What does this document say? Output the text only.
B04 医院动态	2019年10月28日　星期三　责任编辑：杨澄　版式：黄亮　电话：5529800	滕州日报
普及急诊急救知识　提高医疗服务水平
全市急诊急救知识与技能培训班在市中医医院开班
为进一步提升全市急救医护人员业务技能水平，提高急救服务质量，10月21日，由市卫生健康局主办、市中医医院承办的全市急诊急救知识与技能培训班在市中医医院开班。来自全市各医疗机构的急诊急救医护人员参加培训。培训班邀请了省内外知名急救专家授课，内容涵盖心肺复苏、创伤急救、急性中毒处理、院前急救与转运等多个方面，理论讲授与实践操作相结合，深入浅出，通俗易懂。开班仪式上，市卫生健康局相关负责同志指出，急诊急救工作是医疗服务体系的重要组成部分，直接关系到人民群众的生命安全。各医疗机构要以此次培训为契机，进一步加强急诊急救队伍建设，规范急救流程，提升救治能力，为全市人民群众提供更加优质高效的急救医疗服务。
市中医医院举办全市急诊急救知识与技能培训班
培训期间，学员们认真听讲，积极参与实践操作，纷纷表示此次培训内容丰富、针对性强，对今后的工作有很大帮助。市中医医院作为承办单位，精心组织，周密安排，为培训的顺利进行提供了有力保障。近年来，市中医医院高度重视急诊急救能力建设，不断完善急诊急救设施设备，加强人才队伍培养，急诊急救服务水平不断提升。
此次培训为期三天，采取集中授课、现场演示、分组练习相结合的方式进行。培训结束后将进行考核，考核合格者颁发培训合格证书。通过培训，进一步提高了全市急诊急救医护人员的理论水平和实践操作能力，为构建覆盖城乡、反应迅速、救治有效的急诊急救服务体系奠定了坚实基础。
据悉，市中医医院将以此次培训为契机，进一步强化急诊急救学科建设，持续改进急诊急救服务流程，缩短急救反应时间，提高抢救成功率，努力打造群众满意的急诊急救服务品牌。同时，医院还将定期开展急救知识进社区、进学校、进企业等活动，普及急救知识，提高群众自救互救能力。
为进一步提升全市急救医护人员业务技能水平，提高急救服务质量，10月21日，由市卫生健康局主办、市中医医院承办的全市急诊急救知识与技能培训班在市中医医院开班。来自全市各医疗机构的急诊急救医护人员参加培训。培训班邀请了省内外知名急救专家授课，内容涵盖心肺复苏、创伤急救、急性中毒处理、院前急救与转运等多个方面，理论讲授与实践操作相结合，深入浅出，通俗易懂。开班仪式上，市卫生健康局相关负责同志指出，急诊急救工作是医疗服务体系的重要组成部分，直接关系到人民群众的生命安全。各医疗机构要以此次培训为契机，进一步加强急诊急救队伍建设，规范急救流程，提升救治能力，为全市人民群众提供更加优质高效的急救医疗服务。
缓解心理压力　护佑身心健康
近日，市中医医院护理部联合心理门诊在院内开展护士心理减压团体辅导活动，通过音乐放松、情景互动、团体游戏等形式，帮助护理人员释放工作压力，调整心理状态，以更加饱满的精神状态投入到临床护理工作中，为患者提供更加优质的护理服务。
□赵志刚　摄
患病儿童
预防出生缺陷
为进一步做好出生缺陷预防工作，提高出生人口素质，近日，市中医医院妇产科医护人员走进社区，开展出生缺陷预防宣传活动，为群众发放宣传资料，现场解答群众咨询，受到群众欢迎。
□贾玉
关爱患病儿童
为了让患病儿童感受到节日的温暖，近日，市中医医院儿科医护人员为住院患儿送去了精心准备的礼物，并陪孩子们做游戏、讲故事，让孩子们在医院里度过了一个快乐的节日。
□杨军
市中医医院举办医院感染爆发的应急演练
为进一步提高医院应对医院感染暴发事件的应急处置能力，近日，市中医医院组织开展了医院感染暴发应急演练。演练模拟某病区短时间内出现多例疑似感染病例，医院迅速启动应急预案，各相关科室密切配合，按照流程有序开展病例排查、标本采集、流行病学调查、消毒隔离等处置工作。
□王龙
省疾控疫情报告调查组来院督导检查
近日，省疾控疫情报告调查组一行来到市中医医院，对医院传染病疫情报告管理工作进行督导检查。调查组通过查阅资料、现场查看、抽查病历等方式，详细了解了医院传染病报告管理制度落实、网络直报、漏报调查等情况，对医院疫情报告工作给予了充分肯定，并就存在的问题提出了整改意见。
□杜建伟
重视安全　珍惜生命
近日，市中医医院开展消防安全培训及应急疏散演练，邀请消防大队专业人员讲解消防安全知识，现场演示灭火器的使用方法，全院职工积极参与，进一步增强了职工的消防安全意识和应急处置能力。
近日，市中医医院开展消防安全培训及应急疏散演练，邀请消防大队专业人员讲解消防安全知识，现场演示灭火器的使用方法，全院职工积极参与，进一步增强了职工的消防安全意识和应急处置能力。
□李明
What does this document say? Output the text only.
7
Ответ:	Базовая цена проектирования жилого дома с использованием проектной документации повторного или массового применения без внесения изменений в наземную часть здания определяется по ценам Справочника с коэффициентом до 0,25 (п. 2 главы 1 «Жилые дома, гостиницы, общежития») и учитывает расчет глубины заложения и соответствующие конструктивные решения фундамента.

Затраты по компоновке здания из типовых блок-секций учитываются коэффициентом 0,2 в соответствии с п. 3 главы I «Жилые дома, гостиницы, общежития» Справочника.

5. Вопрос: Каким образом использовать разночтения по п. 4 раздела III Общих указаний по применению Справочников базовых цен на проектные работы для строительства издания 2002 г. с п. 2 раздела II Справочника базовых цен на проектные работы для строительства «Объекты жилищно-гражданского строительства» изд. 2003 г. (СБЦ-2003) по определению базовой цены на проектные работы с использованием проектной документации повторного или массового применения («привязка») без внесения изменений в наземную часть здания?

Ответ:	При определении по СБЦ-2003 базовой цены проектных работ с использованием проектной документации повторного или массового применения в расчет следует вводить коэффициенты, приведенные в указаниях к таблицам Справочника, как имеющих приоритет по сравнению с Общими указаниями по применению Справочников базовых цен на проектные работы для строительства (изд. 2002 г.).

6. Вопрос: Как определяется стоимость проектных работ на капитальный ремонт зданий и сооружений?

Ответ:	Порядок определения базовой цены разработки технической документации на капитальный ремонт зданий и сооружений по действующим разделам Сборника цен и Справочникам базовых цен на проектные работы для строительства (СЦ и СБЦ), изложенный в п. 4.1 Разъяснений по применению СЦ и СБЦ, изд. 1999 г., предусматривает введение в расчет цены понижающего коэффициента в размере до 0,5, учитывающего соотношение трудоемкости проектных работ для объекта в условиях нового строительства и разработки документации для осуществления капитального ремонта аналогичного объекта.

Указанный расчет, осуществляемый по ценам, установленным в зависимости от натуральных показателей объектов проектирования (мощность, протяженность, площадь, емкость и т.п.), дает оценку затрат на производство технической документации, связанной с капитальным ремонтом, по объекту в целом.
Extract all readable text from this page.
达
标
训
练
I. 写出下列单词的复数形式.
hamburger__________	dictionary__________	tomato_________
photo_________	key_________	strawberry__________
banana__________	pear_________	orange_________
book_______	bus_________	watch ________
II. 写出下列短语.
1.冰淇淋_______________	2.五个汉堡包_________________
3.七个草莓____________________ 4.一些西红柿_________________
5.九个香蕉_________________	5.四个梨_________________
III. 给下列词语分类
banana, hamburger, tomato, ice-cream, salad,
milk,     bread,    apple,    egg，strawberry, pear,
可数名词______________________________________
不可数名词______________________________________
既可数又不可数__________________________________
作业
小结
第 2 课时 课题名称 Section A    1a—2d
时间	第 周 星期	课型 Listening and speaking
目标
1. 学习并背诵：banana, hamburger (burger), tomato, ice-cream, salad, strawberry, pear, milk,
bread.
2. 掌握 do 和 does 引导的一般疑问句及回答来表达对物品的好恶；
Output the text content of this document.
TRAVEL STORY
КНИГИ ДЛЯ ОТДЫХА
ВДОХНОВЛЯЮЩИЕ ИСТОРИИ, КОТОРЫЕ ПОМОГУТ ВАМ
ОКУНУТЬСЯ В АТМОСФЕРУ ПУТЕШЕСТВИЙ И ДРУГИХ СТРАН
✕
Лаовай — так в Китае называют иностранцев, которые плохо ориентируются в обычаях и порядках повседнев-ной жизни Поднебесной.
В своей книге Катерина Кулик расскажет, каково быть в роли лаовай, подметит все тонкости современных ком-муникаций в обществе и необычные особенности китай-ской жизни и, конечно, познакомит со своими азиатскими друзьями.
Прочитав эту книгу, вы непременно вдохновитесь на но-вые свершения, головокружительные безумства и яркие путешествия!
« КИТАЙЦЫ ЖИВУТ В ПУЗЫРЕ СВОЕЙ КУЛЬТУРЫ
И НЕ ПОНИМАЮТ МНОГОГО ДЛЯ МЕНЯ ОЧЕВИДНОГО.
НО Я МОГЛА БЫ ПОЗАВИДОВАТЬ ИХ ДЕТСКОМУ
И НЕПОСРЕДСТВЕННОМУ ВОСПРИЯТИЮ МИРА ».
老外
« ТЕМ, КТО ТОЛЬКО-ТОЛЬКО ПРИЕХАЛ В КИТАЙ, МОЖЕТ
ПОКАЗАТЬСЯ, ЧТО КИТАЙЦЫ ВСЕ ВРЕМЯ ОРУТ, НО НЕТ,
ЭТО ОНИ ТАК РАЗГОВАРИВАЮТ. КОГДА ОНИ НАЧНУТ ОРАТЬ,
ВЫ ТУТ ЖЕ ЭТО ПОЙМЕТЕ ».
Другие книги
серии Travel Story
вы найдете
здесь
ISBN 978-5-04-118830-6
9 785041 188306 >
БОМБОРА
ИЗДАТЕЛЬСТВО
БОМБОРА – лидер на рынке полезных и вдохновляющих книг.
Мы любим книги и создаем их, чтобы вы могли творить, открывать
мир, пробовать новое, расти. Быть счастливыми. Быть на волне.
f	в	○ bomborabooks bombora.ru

INSTRUCTIONS TO FOLLOW => Only a number is wanted: how many lines contain "изменений"?

THE OUTPUT => 2